What you will do
For the data below, work out how many lines contain the word "this" and supply only that number.

··· Records to use ···

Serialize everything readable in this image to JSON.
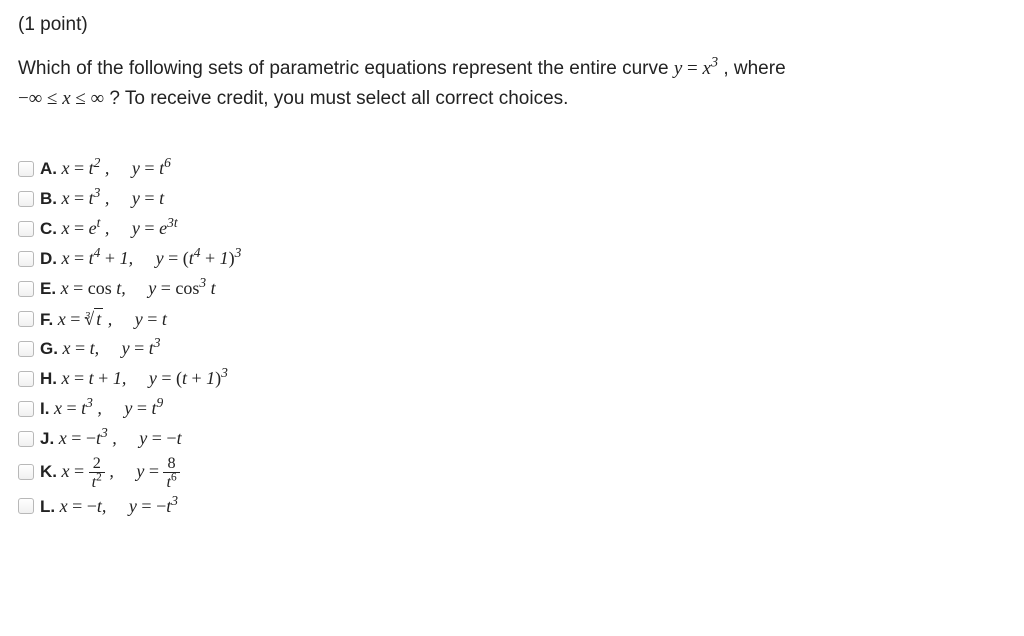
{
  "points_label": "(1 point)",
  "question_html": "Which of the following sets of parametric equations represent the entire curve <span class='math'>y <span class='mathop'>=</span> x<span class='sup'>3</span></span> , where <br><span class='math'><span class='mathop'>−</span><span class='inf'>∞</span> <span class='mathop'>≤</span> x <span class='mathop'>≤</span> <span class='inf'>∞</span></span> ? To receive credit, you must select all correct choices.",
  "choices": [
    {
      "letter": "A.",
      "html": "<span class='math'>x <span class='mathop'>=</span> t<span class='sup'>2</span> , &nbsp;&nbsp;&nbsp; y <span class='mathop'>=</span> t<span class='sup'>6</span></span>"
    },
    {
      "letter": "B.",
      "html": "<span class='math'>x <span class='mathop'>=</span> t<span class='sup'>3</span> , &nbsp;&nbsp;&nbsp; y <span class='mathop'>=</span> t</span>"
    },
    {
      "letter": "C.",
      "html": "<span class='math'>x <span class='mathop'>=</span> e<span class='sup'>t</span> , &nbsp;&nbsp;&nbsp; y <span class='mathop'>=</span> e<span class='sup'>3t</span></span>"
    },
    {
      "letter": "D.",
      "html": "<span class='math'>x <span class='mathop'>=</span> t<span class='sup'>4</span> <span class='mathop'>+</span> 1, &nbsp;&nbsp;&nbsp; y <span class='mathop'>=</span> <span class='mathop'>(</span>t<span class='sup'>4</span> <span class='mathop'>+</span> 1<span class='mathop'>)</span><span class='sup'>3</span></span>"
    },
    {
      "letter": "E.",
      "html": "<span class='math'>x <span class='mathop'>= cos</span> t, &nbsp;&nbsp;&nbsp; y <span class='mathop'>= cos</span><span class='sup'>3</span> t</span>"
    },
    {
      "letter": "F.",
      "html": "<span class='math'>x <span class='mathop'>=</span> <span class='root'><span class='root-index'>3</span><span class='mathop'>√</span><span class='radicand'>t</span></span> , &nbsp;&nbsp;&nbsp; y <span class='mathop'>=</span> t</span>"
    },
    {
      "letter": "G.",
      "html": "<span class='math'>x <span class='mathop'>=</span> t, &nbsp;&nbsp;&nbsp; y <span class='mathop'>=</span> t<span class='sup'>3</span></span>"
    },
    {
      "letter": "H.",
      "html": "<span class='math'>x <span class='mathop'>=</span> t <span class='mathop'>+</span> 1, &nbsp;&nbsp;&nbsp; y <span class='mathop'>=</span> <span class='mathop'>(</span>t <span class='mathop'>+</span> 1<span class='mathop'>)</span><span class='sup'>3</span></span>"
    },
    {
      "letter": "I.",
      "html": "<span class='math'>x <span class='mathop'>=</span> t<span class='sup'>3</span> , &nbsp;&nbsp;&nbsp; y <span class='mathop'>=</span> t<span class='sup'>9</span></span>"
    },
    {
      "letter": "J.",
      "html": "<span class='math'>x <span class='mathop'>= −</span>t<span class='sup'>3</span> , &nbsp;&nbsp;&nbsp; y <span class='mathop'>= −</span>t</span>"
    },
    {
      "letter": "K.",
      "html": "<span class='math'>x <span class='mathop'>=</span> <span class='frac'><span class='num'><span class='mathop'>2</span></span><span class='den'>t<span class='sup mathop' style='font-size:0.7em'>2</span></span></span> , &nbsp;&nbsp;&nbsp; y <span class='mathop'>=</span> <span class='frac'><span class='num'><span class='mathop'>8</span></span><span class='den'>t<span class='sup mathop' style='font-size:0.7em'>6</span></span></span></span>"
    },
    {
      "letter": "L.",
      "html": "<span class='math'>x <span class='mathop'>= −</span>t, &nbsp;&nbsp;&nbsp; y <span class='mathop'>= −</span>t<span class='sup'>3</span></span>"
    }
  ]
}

···
··· Records to use ···

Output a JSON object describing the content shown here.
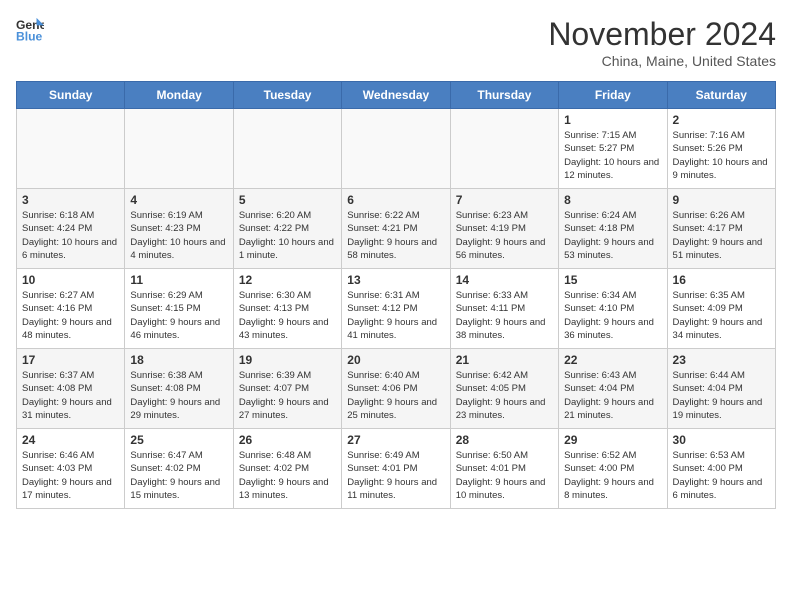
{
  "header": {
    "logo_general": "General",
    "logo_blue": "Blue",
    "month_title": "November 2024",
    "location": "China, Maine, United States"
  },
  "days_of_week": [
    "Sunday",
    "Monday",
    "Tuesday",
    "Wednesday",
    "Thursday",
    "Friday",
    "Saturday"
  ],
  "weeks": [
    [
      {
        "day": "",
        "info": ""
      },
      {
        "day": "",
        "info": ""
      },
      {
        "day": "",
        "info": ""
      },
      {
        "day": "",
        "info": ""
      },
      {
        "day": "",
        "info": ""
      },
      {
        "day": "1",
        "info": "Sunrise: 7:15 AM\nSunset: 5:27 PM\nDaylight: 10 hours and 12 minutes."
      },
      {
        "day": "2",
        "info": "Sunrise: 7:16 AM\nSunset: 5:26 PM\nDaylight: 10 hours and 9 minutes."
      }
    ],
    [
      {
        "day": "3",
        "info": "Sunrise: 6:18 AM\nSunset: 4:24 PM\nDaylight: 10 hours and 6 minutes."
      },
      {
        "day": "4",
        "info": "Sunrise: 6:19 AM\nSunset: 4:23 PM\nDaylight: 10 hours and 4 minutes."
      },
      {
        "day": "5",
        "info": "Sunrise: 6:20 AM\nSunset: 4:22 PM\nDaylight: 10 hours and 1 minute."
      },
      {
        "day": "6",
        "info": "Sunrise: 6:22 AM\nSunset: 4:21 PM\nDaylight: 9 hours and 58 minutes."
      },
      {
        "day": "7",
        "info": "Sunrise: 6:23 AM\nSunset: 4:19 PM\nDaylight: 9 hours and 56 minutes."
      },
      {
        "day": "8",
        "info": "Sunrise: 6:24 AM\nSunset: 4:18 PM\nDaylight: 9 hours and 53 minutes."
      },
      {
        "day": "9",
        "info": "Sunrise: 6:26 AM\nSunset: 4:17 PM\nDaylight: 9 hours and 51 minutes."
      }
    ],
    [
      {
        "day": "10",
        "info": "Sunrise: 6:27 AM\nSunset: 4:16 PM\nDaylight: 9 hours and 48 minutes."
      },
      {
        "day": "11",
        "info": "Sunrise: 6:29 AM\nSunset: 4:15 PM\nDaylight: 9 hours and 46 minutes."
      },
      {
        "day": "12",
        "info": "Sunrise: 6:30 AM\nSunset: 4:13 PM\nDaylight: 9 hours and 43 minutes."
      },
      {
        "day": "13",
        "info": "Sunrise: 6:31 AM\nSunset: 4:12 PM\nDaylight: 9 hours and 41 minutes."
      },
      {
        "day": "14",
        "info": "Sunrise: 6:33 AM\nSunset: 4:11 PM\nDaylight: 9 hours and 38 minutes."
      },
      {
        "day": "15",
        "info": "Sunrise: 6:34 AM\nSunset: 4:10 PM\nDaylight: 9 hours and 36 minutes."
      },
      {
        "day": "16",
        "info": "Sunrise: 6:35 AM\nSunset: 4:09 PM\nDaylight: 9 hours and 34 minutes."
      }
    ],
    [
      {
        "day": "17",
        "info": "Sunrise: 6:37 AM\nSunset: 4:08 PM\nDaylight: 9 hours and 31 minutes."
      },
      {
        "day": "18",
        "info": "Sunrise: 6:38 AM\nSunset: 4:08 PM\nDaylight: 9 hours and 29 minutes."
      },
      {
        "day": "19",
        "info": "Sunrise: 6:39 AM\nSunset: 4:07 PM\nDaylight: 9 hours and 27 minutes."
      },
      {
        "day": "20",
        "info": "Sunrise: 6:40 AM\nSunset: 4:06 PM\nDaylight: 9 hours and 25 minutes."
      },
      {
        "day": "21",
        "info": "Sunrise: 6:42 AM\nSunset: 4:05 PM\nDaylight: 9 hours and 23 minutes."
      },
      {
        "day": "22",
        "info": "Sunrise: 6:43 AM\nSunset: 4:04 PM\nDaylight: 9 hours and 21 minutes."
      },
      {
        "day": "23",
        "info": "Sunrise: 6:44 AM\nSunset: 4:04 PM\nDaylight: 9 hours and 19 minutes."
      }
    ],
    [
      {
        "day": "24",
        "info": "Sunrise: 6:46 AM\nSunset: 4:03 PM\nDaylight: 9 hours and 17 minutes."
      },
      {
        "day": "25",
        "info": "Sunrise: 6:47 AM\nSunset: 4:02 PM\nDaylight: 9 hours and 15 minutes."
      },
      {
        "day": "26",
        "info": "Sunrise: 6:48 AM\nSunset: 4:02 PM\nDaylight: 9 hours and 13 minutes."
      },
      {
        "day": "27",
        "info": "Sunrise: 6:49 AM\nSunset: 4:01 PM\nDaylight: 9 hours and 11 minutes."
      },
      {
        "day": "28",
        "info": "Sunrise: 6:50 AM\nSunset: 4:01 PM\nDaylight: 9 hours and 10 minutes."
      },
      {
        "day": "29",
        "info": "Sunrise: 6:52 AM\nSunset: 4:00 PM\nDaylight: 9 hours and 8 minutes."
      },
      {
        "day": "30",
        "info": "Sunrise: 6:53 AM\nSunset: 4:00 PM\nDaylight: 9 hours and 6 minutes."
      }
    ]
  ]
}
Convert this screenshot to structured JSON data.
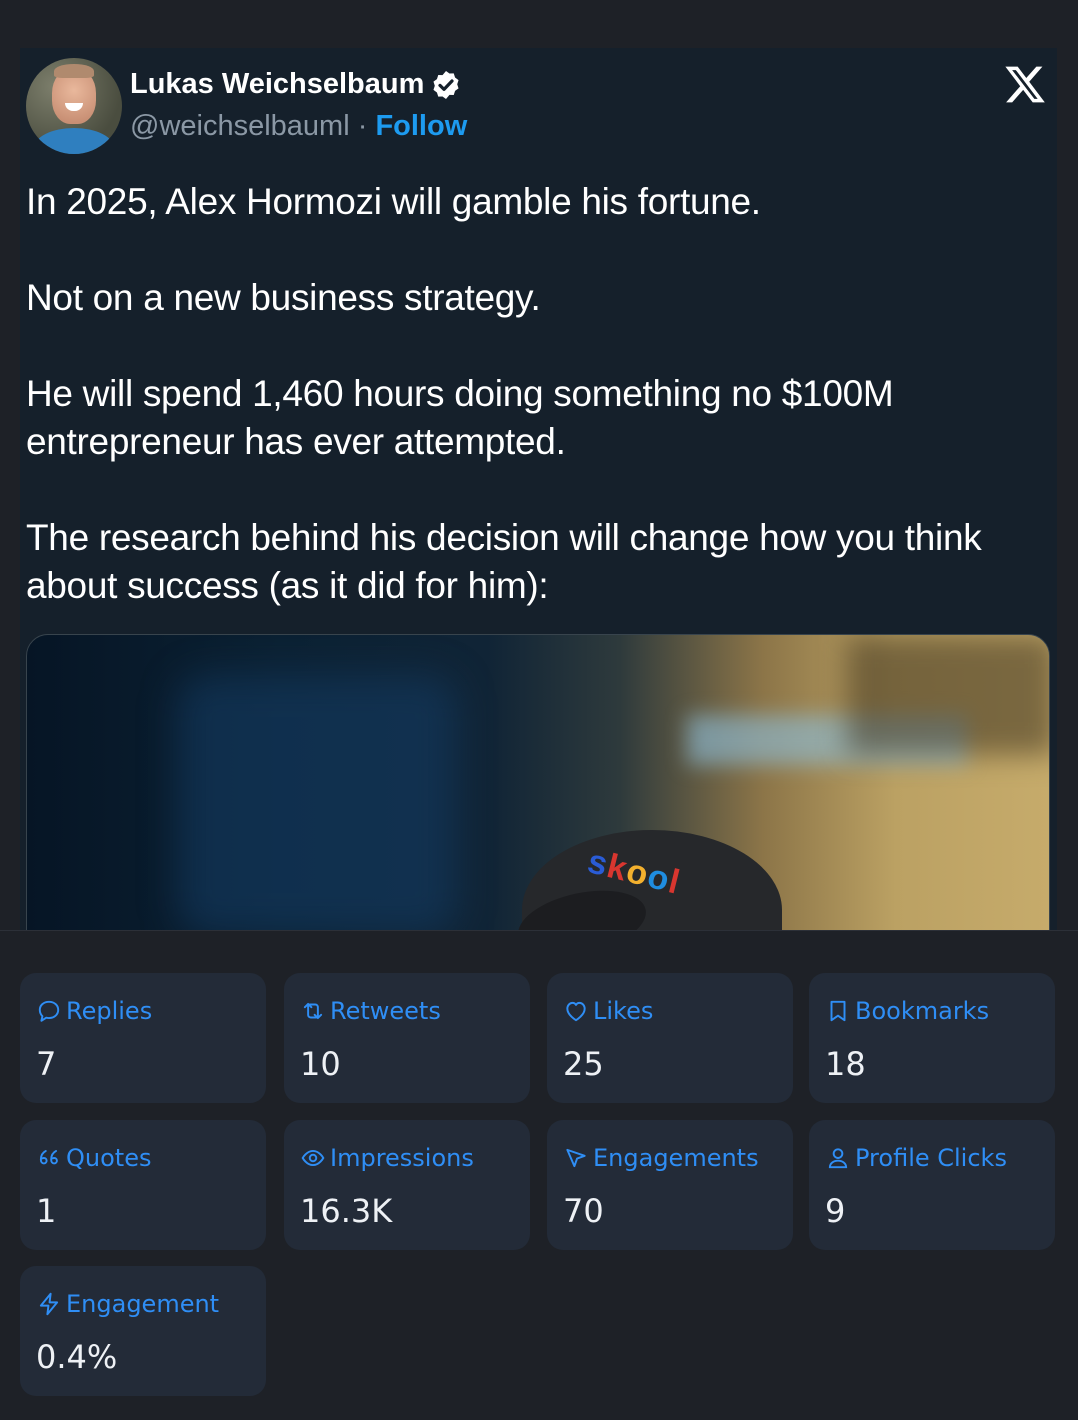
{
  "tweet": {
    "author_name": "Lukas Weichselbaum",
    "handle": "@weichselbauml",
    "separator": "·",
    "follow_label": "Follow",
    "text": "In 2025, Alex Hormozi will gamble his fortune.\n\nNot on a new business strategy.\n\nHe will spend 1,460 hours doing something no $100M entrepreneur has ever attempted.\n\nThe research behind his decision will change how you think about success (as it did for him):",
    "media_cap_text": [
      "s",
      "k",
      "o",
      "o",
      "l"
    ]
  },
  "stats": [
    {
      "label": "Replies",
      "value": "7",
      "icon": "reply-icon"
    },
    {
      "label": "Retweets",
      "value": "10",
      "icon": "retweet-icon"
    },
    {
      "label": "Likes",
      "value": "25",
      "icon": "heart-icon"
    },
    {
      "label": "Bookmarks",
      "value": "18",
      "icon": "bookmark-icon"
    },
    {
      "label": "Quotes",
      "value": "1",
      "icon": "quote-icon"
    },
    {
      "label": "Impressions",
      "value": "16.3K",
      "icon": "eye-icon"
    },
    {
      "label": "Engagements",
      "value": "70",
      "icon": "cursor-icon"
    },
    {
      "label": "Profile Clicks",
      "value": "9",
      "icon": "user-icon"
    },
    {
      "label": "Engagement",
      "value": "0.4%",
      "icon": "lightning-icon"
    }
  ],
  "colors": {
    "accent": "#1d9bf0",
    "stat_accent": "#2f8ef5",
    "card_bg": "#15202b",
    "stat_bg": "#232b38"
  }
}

···

Response to the exercise
2